## BEGIN Input rows

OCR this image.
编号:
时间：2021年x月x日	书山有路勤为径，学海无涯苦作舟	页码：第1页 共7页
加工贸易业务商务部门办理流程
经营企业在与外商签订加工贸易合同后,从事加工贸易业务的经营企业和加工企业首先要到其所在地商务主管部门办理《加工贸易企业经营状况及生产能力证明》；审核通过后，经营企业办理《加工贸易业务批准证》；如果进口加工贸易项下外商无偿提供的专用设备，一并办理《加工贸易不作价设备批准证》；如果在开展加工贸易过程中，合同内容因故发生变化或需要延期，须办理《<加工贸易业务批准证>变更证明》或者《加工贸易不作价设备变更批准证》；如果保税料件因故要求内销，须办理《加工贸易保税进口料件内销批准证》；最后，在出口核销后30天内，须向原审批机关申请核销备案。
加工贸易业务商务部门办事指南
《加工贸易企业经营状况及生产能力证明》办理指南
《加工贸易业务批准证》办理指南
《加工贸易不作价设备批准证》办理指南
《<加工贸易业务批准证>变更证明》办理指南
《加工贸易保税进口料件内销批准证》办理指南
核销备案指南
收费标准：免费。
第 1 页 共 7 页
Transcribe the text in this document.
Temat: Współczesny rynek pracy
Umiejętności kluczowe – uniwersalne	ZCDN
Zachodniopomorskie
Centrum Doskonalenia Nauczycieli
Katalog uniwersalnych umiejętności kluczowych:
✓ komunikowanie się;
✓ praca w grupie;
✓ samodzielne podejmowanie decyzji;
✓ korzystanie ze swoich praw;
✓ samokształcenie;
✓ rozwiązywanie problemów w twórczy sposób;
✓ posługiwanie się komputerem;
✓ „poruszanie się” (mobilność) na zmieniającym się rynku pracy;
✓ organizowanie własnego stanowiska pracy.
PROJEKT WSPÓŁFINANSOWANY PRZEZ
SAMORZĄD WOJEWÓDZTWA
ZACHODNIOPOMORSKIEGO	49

## END Input rows

_Task goal_
For the string "加工贸易业务批准证", count the lines of the entries above that include it; answer with the number only.

_Task solution_
3